Résume en deux phrases ces notes sur un été 2014 de festivals.

EXTRAIT SOURCE:
>>>>
Scènes

Été 2014 : impressions d’un parcours

Notes subjectives sur un été 2014 de festivals


Cet été ne ressemble à aucun autre. En tous cas pour moi. J’ai zigzagué, à mon habitude, entre différents festivals en France et en Italie. J’en reviens avec des sentiments bizarres. Et l’idée qu’au fond, le public du « jazz » et des musiques voisines est facilement mobilisable, mais qu’il ne veut plus guère mettre la main à la poche. D’où des situations contrastées, des échecs qui font mal, et des réussites qui font du bien.

Le parcours : Bolzano (Haut-Adige), dont on trouvera sur ce même site des comptes rendus détaillés, puis Avignon, qui accueillait en juillet, et en plein festival de théâtre, des concerts de jazz à l’AJMI, Bordeaux ensuite, à deux reprises, pour un festival ambitieux et au programme alléchant, sur deux périodes, mais aussi (à Saint-Émilion) pour une soirée « up and down », Bagnères-de-Bigorre pour « À voix haute », et Nantes, enfin, qui pointe son nez au moment même où j’écris ces lignes, avec son rendez-vous traditionnel sur les bords de l’Erdre. Rien qui soit suffisant pour en tirer des conclusions sociologiquement fondées, bien sûr. Le subjectif vaudra ce qu’il vaudra.
<<<<
EXTRAITS DE DONNÉES:
>>>>
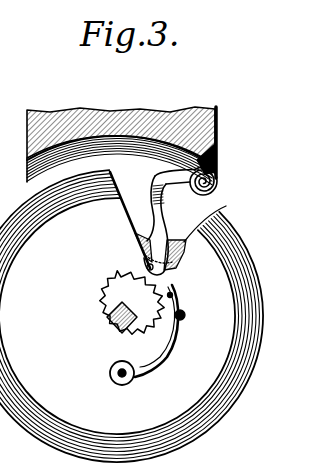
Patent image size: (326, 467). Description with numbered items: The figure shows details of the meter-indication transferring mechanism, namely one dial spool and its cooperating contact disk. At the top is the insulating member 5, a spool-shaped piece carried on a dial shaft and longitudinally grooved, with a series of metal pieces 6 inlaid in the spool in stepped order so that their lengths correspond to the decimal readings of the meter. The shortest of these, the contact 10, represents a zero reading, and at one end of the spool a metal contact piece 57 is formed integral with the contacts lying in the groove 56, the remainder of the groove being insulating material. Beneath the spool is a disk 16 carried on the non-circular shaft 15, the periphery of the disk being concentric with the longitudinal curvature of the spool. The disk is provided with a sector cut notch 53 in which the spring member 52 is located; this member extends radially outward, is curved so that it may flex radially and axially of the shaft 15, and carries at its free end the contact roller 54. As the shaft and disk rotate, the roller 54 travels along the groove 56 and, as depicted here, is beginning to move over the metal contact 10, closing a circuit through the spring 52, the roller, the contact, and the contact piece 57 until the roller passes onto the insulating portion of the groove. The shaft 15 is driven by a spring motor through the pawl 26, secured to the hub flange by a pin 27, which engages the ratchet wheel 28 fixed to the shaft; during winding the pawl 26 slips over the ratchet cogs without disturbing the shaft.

The insulating member 5 is at (58, 118).
The groove 56 is at (130, 138).
The metal contact piece 57 is at (218, 118).
The contact 10 is at (218, 140).
The contact roller 54 is at (218, 178).
The sector cut notch 53 is at (220, 219).
The metal pieces 6 is at (182, 171).
The spring member 52 is at (160, 214).
The disk 16 is at (264, 320).
The shaft 15 is at (108, 312).
The ratchet wheel 28 is at (97, 337).
The pin 27 is at (118, 384).
The pawl 26 is at (143, 378).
<<<<
CORRIGÉ: Ces notes racontent un été 2014 passé à zigzaguer entre des festivals en France et en Italie, de Bolzano à Nantes en passant par Avignon, Bordeaux, Saint-Émilion et Bagnères-de-Bigorre. On en retient l'idée que le public du jazz et des musiques voisines se mobilise facilement mais ne veut plus guère mettre la main à la poche, ce qui donne des échecs et des réussites, sans prétention à des conclusions sociologiques puisque le regard reste subjectif.